• **Task brief**
Repeat the lines below exactly as they appear, but leave out the images.

***** The input

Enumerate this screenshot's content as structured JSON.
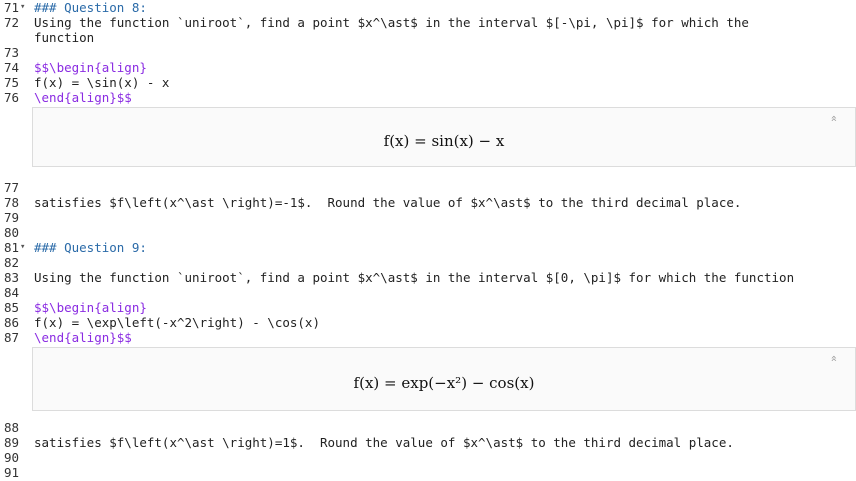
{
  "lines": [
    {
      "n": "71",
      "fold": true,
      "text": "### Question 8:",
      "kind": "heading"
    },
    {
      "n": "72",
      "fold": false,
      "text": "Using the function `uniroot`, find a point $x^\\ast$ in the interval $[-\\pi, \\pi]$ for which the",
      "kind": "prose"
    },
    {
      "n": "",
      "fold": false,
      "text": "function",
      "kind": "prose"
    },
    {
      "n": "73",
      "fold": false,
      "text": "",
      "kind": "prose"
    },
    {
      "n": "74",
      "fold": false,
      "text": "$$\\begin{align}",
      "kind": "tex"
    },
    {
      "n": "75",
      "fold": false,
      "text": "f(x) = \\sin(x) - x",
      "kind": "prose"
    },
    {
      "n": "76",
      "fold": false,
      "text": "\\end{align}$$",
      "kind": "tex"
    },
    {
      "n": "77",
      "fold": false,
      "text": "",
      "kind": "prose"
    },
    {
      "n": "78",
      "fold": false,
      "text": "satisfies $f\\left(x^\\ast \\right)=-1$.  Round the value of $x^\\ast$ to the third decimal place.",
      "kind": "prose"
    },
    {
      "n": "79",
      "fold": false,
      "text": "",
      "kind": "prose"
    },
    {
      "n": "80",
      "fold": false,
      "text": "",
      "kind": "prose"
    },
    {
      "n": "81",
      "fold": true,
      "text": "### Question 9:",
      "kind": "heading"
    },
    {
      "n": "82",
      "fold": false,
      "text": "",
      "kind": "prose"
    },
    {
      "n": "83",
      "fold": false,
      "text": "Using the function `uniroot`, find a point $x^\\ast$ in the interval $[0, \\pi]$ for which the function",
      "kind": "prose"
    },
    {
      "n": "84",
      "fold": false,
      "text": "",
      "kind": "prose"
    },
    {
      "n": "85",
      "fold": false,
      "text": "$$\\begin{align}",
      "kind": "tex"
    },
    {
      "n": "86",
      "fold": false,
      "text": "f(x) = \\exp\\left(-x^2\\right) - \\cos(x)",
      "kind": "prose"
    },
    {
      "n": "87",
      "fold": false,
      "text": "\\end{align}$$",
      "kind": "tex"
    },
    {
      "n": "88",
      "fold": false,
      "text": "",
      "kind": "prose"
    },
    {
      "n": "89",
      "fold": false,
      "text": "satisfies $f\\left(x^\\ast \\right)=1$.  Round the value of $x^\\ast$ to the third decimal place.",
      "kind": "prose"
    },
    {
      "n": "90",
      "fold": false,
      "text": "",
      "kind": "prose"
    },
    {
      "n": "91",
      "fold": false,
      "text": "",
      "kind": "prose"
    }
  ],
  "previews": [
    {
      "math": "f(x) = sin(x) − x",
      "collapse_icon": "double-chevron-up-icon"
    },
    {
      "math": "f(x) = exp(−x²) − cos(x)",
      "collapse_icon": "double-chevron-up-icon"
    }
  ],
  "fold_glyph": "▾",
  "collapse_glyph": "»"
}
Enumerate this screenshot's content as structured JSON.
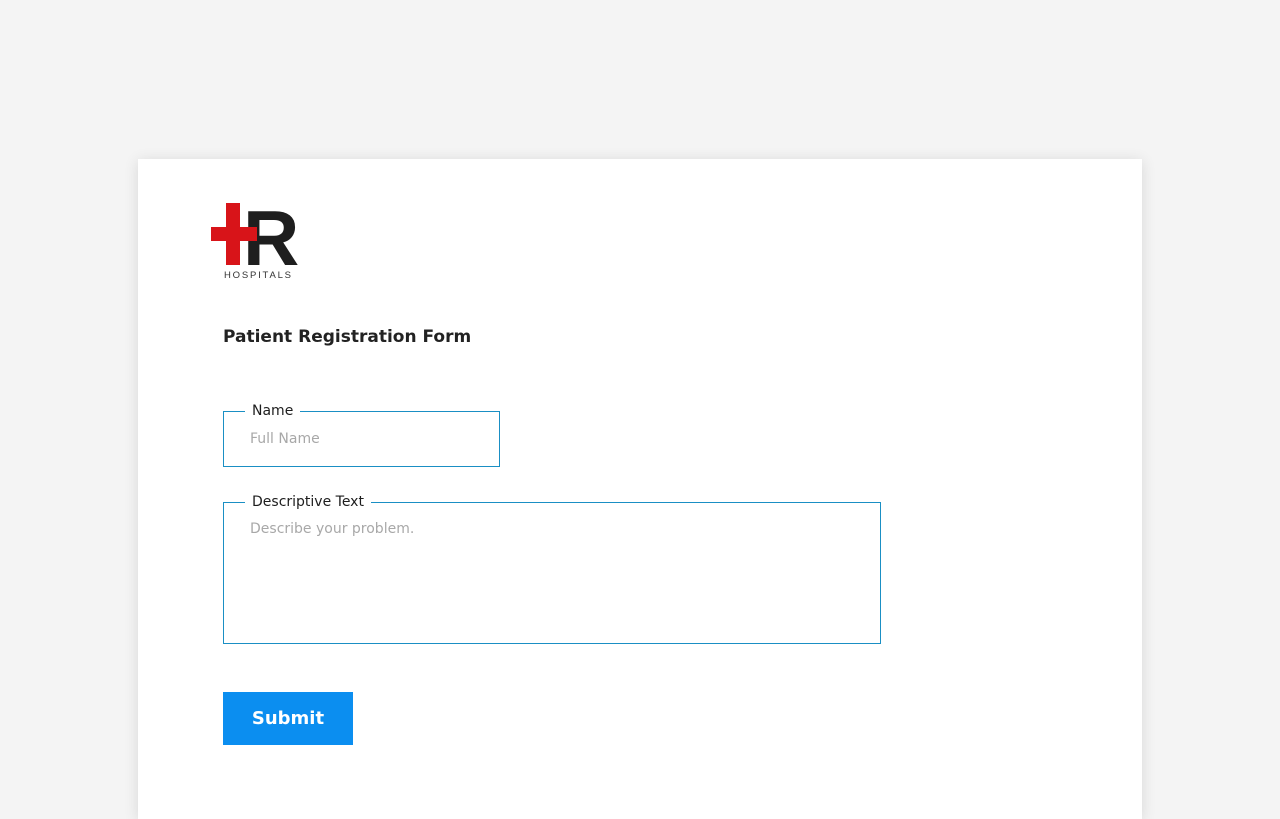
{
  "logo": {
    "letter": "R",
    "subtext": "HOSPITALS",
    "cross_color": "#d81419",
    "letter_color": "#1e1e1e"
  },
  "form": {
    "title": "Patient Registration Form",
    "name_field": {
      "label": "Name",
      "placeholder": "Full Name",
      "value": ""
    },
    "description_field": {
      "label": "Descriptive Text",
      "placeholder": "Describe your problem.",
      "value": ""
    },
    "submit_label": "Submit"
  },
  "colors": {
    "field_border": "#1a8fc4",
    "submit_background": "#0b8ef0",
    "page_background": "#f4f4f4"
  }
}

**********

• **Solution to this exercise**
Enumerate this screenshot's content as structured JSON.
{
  "lines": [
    {
      "n": "71",
      "fold": true,
      "text": "### Question 8:",
      "kind": "heading"
    },
    {
      "n": "72",
      "fold": false,
      "text": "Using the function `uniroot`, find a point $x^\\ast$ in the interval $[-\\pi, \\pi]$ for which the",
      "kind": "prose"
    },
    {
      "n": "",
      "fold": false,
      "text": "function",
      "kind": "prose"
    },
    {
      "n": "73",
      "fold": false,
      "text": "",
      "kind": "prose"
    },
    {
      "n": "74",
      "fold": false,
      "text": "$$\\begin{align}",
      "kind": "tex"
    },
    {
      "n": "75",
      "fold": false,
      "text": "f(x) = \\sin(x) - x",
      "kind": "prose"
    },
    {
      "n": "76",
      "fold": false,
      "text": "\\end{align}$$",
      "kind": "tex"
    },
    {
      "n": "77",
      "fold": false,
      "text": "",
      "kind": "prose"
    },
    {
      "n": "78",
      "fold": false,
      "text": "satisfies $f\\left(x^\\ast \\right)=-1$.  Round the value of $x^\\ast$ to the third decimal place.",
      "kind": "prose"
    },
    {
      "n": "79",
      "fold": false,
      "text": "",
      "kind": "prose"
    },
    {
      "n": "80",
      "fold": false,
      "text": "",
      "kind": "prose"
    },
    {
      "n": "81",
      "fold": true,
      "text": "### Question 9:",
      "kind": "heading"
    },
    {
      "n": "82",
      "fold": false,
      "text": "",
      "kind": "prose"
    },
    {
      "n": "83",
      "fold": false,
      "text": "Using the function `uniroot`, find a point $x^\\ast$ in the interval $[0, \\pi]$ for which the function",
      "kind": "prose"
    },
    {
      "n": "84",
      "fold": false,
      "text": "",
      "kind": "prose"
    },
    {
      "n": "85",
      "fold": false,
      "text": "$$\\begin{align}",
      "kind": "tex"
    },
    {
      "n": "86",
      "fold": false,
      "text": "f(x) = \\exp\\left(-x^2\\right) - \\cos(x)",
      "kind": "prose"
    },
    {
      "n": "87",
      "fold": false,
      "text": "\\end{align}$$",
      "kind": "tex"
    },
    {
      "n": "88",
      "fold": false,
      "text": "",
      "kind": "prose"
    },
    {
      "n": "89",
      "fold": false,
      "text": "satisfies $f\\left(x^\\ast \\right)=1$.  Round the value of $x^\\ast$ to the third decimal place.",
      "kind": "prose"
    },
    {
      "n": "90",
      "fold": false,
      "text": "",
      "kind": "prose"
    },
    {
      "n": "91",
      "fold": false,
      "text": "",
      "kind": "prose"
    }
  ],
  "previews": [
    {
      "math": "f(x) = sin(x) − x",
      "collapse_icon": "double-chevron-up-icon"
    },
    {
      "math": "f(x) = exp(−x²) − cos(x)",
      "collapse_icon": "double-chevron-up-icon"
    }
  ],
  "fold_glyph": "▾",
  "collapse_glyph": "»"
}
Enumerate this screenshot's content as structured JSON.
{
  "logo": {
    "letter": "R",
    "subtext": "HOSPITALS",
    "cross_color": "#d81419",
    "letter_color": "#1e1e1e"
  },
  "form": {
    "title": "Patient Registration Form",
    "name_field": {
      "label": "Name",
      "placeholder": "Full Name",
      "value": ""
    },
    "description_field": {
      "label": "Descriptive Text",
      "placeholder": "Describe your problem.",
      "value": ""
    },
    "submit_label": "Submit"
  },
  "colors": {
    "field_border": "#1a8fc4",
    "submit_background": "#0b8ef0",
    "page_background": "#f4f4f4"
  }
}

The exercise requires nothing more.